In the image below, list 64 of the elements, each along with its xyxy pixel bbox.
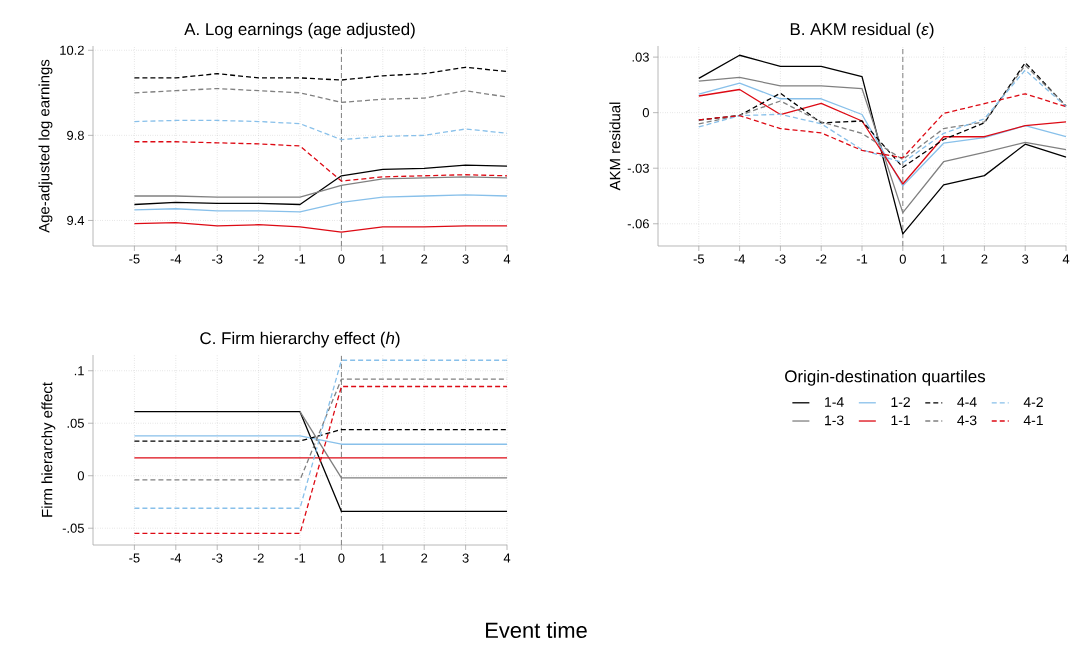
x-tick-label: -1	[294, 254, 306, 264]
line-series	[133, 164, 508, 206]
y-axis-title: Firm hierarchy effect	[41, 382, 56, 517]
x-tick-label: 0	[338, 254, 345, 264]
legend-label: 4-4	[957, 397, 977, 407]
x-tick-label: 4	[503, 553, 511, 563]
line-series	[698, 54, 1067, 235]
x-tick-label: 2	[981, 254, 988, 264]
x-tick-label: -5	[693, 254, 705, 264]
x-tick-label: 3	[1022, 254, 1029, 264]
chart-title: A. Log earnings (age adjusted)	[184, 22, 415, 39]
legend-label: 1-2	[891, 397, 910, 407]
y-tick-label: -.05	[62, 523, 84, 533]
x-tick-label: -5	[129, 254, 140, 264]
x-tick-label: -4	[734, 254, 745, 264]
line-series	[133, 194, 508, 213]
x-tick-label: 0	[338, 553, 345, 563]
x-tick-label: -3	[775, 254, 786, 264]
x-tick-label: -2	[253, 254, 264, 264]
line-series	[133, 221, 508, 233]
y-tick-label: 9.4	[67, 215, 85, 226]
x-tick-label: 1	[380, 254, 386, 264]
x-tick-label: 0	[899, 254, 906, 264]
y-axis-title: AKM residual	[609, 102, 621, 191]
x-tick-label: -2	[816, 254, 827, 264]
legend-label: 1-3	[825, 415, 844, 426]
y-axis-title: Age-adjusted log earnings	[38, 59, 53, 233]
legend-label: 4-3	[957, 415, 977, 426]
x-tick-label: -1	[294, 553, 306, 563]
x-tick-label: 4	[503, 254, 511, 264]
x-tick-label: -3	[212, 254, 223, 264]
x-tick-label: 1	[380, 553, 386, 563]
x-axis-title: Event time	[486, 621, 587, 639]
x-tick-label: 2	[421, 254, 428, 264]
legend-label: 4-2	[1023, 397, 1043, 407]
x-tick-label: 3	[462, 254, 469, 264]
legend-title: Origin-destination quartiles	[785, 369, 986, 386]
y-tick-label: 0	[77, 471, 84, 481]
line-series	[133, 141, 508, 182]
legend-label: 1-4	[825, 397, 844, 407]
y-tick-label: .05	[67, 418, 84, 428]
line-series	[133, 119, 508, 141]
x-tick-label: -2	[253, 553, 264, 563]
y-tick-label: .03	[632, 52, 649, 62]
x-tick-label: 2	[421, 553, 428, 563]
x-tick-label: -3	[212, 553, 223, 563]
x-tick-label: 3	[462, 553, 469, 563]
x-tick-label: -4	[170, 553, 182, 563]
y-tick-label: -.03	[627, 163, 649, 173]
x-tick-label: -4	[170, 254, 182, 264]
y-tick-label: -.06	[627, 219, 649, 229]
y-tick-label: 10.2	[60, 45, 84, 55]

************

**SHORT PROBLEM**: Copy out every line of the material above word for word, leaving out the picture.

**EXERCISE RESULT**:
In the image below, list 64 of the elements, each along with its xyxy pixel bbox.
x-tick-label: -1	[294, 254, 306, 264]
line-series	[133, 164, 508, 206]
y-axis-title: Firm hierarchy effect	[41, 382, 56, 517]
x-tick-label: 0	[338, 254, 345, 264]
legend-label: 4-4	[957, 397, 977, 407]
x-tick-label: 4	[503, 553, 511, 563]
line-series	[698, 54, 1067, 235]
x-tick-label: 2	[981, 254, 988, 264]
x-tick-label: -5	[693, 254, 705, 264]
x-tick-label: 3	[1022, 254, 1029, 264]
chart-title: A. Log earnings (age adjusted)	[184, 22, 415, 39]
legend-label: 1-2	[891, 397, 910, 407]
y-tick-label: -.05	[62, 523, 84, 533]
x-tick-label: -5	[129, 254, 140, 264]
x-tick-label: -4	[734, 254, 745, 264]
line-series	[133, 194, 508, 213]
x-tick-label: 0	[338, 553, 345, 563]
x-tick-label: -3	[775, 254, 786, 264]
x-tick-label: -2	[253, 254, 264, 264]
line-series	[133, 221, 508, 233]
y-tick-label: 9.4	[67, 215, 85, 226]
x-tick-label: 1	[380, 254, 386, 264]
x-tick-label: 0	[899, 254, 906, 264]
y-axis-title: AKM residual	[609, 102, 621, 191]
x-tick-label: -2	[816, 254, 827, 264]
legend-label: 1-3	[825, 415, 844, 426]
y-axis-title: Age-adjusted log earnings	[38, 59, 53, 233]
legend-label: 4-3	[957, 415, 977, 426]
x-tick-label: -1	[294, 553, 306, 563]
x-tick-label: 4	[503, 254, 511, 264]
x-tick-label: -3	[212, 254, 223, 264]
x-tick-label: 1	[380, 553, 386, 563]
x-axis-title: Event time	[486, 621, 587, 639]
x-tick-label: 2	[421, 254, 428, 264]
legend-label: 4-2	[1023, 397, 1043, 407]
x-tick-label: 3	[462, 254, 469, 264]
legend-title: Origin-destination quartiles	[785, 369, 986, 386]
y-tick-label: 0	[77, 471, 84, 481]
line-series	[133, 141, 508, 182]
legend-label: 1-4	[825, 397, 844, 407]
y-tick-label: .05	[67, 418, 84, 428]
line-series	[133, 119, 508, 141]
x-tick-label: -2	[253, 553, 264, 563]
y-tick-label: .03	[632, 52, 649, 62]
x-tick-label: 2	[421, 553, 428, 563]
x-tick-label: -3	[212, 553, 223, 563]
x-tick-label: 3	[462, 553, 469, 563]
x-tick-label: -4	[170, 553, 182, 563]
y-tick-label: -.03	[627, 163, 649, 173]
x-tick-label: -4	[170, 254, 182, 264]
y-tick-label: -.06	[627, 219, 649, 229]
y-tick-label: 10.2	[60, 45, 84, 55]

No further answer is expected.